> _RECORDS SHOWN_
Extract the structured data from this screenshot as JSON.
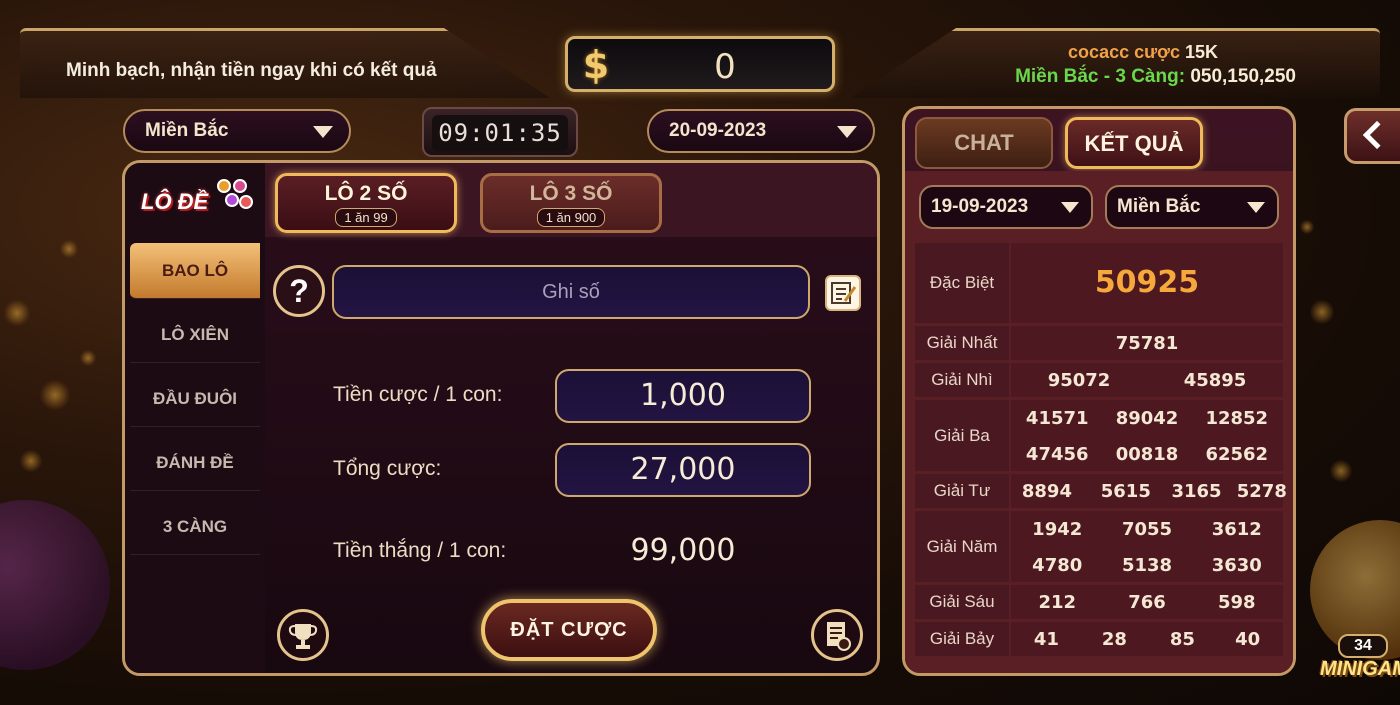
{
  "header": {
    "slogan": "Minh bạch, nhận tiền ngay khi có kết quả",
    "balance": "0",
    "ticker_user": "cocacc cược",
    "ticker_amount": "15K",
    "ticker_label": "Miền Bắc - 3 Càng:",
    "ticker_numbers": "050,150,250"
  },
  "controls": {
    "region": "Miền Bắc",
    "timer": "09:01:35",
    "date": "20-09-2023"
  },
  "sidebar": {
    "logo_text": "LÔ ĐỀ",
    "items": [
      {
        "label": "BAO LÔ"
      },
      {
        "label": "LÔ XIÊN"
      },
      {
        "label": "ĐẦU ĐUÔI"
      },
      {
        "label": "ĐÁNH ĐỀ"
      },
      {
        "label": "3 CÀNG"
      }
    ]
  },
  "game_tabs": [
    {
      "name": "LÔ 2 SỐ",
      "odds": "1 ăn 99"
    },
    {
      "name": "LÔ 3 SỐ",
      "odds": "1 ăn 900"
    }
  ],
  "bet_form": {
    "number_placeholder": "Ghi số",
    "stake_label": "Tiền cược / 1 con:",
    "stake_value": "1,000",
    "total_label": "Tổng cược:",
    "total_value": "27,000",
    "win_label": "Tiền thắng / 1 con:",
    "win_value": "99,000",
    "submit_label": "ĐẶT CƯỢC"
  },
  "results": {
    "tab_chat": "CHAT",
    "tab_result": "KẾT QUẢ",
    "date": "19-09-2023",
    "region": "Miền Bắc",
    "prizes": {
      "special_label": "Đặc Biệt",
      "special": "50925",
      "first_label": "Giải Nhất",
      "first": "75781",
      "second_label": "Giải Nhì",
      "second": [
        "95072",
        "45895"
      ],
      "third_label": "Giải Ba",
      "third": [
        "41571",
        "89042",
        "12852",
        "47456",
        "00818",
        "62562"
      ],
      "fourth_label": "Giải Tư",
      "fourth": [
        "8894",
        "5615",
        "3165",
        "5278"
      ],
      "fifth_label": "Giải Năm",
      "fifth": [
        "1942",
        "7055",
        "3612",
        "4780",
        "5138",
        "3630"
      ],
      "sixth_label": "Giải Sáu",
      "sixth": [
        "212",
        "766",
        "598"
      ],
      "seventh_label": "Giải Bảy",
      "seventh": [
        "41",
        "28",
        "85",
        "40"
      ]
    }
  },
  "minigame": {
    "count": "34",
    "label": "MINIGAM"
  },
  "colors": {
    "accent_gold": "#d4b06a",
    "special_prize": "#f7a83a",
    "ticker_green": "#6bd84b",
    "ticker_orange": "#f0a14a"
  }
}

> _WHAT YOU SHOULD DO_
Exactly reproduce the entries above, minus the pictures.

> _EXERCISE RESULT_
Extract the structured data from this screenshot as JSON.
{
  "header": {
    "slogan": "Minh bạch, nhận tiền ngay khi có kết quả",
    "balance": "0",
    "ticker_user": "cocacc cược",
    "ticker_amount": "15K",
    "ticker_label": "Miền Bắc - 3 Càng:",
    "ticker_numbers": "050,150,250"
  },
  "controls": {
    "region": "Miền Bắc",
    "timer": "09:01:35",
    "date": "20-09-2023"
  },
  "sidebar": {
    "logo_text": "LÔ ĐỀ",
    "items": [
      {
        "label": "BAO LÔ"
      },
      {
        "label": "LÔ XIÊN"
      },
      {
        "label": "ĐẦU ĐUÔI"
      },
      {
        "label": "ĐÁNH ĐỀ"
      },
      {
        "label": "3 CÀNG"
      }
    ]
  },
  "game_tabs": [
    {
      "name": "LÔ 2 SỐ",
      "odds": "1 ăn 99"
    },
    {
      "name": "LÔ 3 SỐ",
      "odds": "1 ăn 900"
    }
  ],
  "bet_form": {
    "number_placeholder": "Ghi số",
    "stake_label": "Tiền cược / 1 con:",
    "stake_value": "1,000",
    "total_label": "Tổng cược:",
    "total_value": "27,000",
    "win_label": "Tiền thắng / 1 con:",
    "win_value": "99,000",
    "submit_label": "ĐẶT CƯỢC"
  },
  "results": {
    "tab_chat": "CHAT",
    "tab_result": "KẾT QUẢ",
    "date": "19-09-2023",
    "region": "Miền Bắc",
    "prizes": {
      "special_label": "Đặc Biệt",
      "special": "50925",
      "first_label": "Giải Nhất",
      "first": "75781",
      "second_label": "Giải Nhì",
      "second": [
        "95072",
        "45895"
      ],
      "third_label": "Giải Ba",
      "third": [
        "41571",
        "89042",
        "12852",
        "47456",
        "00818",
        "62562"
      ],
      "fourth_label": "Giải Tư",
      "fourth": [
        "8894",
        "5615",
        "3165",
        "5278"
      ],
      "fifth_label": "Giải Năm",
      "fifth": [
        "1942",
        "7055",
        "3612",
        "4780",
        "5138",
        "3630"
      ],
      "sixth_label": "Giải Sáu",
      "sixth": [
        "212",
        "766",
        "598"
      ],
      "seventh_label": "Giải Bảy",
      "seventh": [
        "41",
        "28",
        "85",
        "40"
      ]
    }
  },
  "minigame": {
    "count": "34",
    "label": "MINIGAM"
  },
  "colors": {
    "accent_gold": "#d4b06a",
    "special_prize": "#f7a83a",
    "ticker_green": "#6bd84b",
    "ticker_orange": "#f0a14a"
  }
}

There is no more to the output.